EXERCISE:
Pick out all lines of the entries that include the word "JSON" and copy them.
** start INPUT **
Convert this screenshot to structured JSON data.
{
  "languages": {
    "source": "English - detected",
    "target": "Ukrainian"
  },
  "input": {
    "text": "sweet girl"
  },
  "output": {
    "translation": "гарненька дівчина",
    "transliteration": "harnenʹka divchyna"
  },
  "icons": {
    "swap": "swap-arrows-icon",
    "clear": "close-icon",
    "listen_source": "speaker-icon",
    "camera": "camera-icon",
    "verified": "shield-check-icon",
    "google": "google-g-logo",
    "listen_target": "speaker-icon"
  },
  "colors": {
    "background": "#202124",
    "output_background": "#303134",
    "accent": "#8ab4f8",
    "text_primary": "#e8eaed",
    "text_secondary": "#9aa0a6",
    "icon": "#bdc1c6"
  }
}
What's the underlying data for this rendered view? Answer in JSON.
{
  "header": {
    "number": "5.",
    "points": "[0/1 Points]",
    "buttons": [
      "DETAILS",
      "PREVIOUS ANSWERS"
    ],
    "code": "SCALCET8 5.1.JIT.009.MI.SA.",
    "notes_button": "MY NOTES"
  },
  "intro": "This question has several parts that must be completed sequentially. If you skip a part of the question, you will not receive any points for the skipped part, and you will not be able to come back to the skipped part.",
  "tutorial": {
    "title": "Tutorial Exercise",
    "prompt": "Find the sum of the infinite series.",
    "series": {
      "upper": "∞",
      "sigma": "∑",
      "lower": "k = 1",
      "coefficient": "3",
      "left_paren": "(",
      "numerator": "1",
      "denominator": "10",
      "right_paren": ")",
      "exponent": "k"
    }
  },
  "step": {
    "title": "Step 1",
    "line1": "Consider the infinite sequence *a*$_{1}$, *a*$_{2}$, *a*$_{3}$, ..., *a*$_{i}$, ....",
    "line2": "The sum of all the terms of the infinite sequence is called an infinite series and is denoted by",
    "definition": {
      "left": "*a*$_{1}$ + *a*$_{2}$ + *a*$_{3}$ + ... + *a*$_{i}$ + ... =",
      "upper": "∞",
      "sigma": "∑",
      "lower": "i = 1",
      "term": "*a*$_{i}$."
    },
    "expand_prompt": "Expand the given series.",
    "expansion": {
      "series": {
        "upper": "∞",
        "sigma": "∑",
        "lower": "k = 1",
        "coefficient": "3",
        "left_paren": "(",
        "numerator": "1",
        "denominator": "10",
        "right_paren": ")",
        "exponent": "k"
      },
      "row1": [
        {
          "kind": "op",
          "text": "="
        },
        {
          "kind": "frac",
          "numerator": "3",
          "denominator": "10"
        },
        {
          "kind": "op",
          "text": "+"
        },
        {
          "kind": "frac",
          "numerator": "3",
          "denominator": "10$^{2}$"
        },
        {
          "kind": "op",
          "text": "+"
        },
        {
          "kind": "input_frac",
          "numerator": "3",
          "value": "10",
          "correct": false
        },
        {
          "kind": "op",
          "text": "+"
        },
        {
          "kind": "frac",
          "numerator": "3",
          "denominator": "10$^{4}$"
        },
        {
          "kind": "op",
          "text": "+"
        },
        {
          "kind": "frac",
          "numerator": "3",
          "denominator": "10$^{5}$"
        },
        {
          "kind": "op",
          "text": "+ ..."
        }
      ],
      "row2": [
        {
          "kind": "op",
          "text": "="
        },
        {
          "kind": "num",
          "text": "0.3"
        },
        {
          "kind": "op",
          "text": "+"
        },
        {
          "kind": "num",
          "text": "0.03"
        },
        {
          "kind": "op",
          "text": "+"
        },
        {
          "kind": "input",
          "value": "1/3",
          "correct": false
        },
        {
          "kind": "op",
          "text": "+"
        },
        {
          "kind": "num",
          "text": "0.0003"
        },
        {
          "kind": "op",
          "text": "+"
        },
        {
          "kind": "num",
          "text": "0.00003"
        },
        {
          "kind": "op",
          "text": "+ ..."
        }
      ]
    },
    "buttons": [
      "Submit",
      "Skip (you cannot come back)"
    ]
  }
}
** end INPUT **
TASK RESULT:
Convert this screenshot to structured JSON data.
What's the underlying data for this rendered view? Answer in JSON.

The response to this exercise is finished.